- **SOURCE DATA**

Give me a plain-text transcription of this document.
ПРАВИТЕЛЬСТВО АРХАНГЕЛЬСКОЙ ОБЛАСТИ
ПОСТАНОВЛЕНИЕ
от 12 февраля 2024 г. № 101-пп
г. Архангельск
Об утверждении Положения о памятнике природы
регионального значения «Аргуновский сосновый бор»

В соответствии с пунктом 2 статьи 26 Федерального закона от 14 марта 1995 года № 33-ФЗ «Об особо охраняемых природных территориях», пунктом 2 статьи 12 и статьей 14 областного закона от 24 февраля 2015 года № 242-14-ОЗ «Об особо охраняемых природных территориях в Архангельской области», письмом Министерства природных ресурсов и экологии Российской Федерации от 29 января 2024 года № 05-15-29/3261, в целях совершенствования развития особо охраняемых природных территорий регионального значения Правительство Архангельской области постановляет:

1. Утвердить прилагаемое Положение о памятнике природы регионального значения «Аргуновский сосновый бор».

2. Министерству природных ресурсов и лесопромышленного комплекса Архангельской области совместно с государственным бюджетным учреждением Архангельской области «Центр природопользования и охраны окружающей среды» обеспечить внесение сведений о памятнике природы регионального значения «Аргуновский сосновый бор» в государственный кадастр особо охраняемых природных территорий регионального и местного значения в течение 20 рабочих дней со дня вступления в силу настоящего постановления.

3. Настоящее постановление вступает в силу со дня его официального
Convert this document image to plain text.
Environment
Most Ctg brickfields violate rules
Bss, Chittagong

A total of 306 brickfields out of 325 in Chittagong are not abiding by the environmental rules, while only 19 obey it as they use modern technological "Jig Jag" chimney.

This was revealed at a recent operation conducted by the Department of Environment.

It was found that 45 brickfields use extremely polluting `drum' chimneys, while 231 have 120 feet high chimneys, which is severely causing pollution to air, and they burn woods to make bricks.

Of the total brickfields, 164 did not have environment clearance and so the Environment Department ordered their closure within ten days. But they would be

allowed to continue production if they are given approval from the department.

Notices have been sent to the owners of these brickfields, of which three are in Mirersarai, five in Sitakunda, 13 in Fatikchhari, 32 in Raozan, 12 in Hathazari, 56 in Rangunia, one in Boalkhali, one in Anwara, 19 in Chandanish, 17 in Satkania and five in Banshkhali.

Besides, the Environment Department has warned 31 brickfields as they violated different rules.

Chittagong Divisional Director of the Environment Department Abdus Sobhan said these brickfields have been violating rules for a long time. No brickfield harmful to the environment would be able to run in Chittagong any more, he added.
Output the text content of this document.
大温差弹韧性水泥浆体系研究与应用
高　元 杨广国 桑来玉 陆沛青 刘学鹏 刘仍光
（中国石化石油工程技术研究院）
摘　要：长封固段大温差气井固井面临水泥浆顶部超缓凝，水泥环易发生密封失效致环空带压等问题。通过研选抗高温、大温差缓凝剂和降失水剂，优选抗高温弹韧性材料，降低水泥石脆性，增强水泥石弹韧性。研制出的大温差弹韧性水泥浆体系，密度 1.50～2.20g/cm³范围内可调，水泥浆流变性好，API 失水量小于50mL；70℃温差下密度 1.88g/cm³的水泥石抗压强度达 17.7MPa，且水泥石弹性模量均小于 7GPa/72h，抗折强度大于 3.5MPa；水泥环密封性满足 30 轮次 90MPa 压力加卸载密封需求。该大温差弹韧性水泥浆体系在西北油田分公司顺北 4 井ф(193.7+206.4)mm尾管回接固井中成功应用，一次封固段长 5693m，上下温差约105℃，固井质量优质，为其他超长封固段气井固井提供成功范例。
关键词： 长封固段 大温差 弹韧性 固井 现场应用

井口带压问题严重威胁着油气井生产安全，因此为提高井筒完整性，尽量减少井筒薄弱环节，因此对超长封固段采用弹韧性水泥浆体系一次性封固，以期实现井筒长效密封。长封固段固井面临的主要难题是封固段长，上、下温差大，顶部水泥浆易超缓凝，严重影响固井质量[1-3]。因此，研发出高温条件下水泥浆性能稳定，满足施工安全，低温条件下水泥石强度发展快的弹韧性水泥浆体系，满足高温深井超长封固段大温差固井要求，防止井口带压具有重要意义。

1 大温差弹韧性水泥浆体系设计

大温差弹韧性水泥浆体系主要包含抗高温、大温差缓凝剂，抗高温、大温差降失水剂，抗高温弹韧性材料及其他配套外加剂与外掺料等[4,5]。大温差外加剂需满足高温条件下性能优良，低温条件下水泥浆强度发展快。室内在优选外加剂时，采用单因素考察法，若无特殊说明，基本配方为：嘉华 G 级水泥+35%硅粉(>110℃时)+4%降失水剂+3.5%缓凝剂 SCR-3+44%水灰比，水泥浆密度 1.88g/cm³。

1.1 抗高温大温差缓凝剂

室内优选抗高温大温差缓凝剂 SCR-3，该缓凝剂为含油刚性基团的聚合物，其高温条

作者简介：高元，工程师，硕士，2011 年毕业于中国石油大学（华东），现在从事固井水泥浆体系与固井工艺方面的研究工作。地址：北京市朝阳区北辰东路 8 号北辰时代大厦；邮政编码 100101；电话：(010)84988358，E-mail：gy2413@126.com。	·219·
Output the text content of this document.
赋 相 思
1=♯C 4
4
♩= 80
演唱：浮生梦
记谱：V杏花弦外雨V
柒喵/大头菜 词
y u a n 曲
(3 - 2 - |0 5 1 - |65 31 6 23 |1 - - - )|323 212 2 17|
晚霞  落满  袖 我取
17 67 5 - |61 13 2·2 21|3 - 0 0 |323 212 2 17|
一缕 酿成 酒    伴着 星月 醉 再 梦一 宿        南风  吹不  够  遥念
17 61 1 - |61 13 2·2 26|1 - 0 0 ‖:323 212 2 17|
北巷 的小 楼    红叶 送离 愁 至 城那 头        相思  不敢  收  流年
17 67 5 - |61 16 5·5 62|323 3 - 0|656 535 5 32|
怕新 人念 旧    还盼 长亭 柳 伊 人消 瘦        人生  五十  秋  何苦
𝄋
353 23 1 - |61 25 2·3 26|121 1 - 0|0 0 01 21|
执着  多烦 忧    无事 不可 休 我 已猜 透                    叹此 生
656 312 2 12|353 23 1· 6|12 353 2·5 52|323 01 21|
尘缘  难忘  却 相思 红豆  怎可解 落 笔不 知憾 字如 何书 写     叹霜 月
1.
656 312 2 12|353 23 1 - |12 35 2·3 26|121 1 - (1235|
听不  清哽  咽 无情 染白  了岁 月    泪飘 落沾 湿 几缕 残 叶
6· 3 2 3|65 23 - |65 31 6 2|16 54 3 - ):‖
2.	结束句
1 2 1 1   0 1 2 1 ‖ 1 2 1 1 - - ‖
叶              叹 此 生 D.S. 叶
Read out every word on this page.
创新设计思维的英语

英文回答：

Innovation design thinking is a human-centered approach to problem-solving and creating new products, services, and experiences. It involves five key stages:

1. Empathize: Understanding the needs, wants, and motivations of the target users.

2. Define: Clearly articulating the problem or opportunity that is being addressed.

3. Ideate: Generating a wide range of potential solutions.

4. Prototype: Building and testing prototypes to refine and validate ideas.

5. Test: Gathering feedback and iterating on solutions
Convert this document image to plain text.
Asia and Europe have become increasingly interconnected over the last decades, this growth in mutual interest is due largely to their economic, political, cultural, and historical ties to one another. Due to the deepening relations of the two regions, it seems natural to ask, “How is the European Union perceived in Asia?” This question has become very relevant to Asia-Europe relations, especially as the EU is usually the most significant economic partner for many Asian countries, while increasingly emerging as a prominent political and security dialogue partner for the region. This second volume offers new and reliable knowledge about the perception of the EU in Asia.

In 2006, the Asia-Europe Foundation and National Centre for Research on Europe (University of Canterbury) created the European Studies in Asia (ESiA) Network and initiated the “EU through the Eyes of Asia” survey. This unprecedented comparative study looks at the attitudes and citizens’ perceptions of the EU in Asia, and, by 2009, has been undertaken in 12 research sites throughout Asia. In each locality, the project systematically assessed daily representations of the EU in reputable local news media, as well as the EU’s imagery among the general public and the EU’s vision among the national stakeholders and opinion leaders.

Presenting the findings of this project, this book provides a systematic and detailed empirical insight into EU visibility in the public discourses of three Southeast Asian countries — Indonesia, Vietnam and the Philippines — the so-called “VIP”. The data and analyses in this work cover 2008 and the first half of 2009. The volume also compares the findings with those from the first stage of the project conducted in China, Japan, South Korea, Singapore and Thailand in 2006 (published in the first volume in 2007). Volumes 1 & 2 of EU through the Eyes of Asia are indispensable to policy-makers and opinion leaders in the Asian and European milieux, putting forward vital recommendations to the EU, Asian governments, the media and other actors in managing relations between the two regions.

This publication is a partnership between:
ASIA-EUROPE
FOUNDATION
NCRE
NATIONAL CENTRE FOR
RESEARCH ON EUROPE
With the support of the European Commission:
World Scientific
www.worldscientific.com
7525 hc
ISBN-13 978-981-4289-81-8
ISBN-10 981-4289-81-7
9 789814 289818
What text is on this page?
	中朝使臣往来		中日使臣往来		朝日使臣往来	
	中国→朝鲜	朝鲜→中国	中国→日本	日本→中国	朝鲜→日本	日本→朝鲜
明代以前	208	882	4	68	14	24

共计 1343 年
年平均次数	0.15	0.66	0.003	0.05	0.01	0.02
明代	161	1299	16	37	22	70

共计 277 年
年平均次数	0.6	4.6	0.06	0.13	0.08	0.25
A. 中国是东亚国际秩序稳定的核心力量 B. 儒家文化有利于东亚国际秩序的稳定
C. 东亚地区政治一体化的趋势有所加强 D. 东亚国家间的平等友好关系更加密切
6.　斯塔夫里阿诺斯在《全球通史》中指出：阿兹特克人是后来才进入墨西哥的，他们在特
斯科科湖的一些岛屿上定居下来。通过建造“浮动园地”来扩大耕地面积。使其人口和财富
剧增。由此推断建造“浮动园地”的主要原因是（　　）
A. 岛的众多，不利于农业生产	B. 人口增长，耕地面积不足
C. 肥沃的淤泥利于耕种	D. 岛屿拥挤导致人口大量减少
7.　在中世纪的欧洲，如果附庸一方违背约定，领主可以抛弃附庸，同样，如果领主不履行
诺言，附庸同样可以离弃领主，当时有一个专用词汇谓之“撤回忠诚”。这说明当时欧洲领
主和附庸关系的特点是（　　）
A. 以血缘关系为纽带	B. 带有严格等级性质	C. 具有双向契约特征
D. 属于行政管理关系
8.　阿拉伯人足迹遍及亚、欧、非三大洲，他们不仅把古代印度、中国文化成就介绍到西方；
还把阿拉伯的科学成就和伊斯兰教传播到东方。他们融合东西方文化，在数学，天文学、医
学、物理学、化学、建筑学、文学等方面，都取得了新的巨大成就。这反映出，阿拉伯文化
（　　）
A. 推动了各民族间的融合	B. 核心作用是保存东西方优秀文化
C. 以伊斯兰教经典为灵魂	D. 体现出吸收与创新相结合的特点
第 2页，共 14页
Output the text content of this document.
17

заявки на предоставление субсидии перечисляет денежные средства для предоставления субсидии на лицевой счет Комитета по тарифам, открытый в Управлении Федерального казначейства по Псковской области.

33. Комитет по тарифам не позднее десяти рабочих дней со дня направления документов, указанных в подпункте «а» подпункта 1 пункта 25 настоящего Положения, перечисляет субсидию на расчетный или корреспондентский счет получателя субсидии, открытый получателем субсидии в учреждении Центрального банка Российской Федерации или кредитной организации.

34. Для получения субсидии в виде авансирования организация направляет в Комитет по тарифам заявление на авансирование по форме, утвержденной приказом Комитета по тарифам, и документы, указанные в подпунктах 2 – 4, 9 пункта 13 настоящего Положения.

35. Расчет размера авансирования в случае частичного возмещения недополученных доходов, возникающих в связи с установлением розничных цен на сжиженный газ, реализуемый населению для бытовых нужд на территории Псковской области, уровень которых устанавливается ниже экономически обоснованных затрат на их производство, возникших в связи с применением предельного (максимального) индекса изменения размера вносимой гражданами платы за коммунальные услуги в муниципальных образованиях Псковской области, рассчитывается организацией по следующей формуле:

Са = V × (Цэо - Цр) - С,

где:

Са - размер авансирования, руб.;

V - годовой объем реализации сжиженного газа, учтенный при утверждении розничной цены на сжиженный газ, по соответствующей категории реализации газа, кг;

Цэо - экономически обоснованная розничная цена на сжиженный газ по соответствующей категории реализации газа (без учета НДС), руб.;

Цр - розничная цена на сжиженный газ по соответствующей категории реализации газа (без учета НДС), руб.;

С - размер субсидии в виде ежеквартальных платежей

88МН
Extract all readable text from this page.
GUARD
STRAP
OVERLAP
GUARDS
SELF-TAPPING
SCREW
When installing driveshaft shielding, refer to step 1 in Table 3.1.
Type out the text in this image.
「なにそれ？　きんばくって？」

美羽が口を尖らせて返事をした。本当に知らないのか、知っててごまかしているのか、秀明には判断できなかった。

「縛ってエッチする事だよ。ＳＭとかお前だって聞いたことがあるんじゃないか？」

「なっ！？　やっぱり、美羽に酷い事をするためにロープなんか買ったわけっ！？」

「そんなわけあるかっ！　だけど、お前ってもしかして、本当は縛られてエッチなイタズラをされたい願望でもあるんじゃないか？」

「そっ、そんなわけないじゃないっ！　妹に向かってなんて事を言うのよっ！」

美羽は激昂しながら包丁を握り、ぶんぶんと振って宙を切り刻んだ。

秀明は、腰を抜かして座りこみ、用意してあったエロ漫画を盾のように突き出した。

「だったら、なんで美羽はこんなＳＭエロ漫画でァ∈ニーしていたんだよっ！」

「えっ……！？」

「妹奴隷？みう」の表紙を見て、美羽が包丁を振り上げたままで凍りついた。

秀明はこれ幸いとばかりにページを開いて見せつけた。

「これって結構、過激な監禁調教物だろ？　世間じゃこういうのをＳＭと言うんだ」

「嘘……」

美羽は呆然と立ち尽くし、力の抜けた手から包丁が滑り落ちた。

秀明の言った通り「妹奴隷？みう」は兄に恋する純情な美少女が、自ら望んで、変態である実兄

- **YOUR GOAL**
Determine the count of lines in the data above with the string "ISBN" in them, and give that count alone.

- **PROBLEM SOLUTION**
2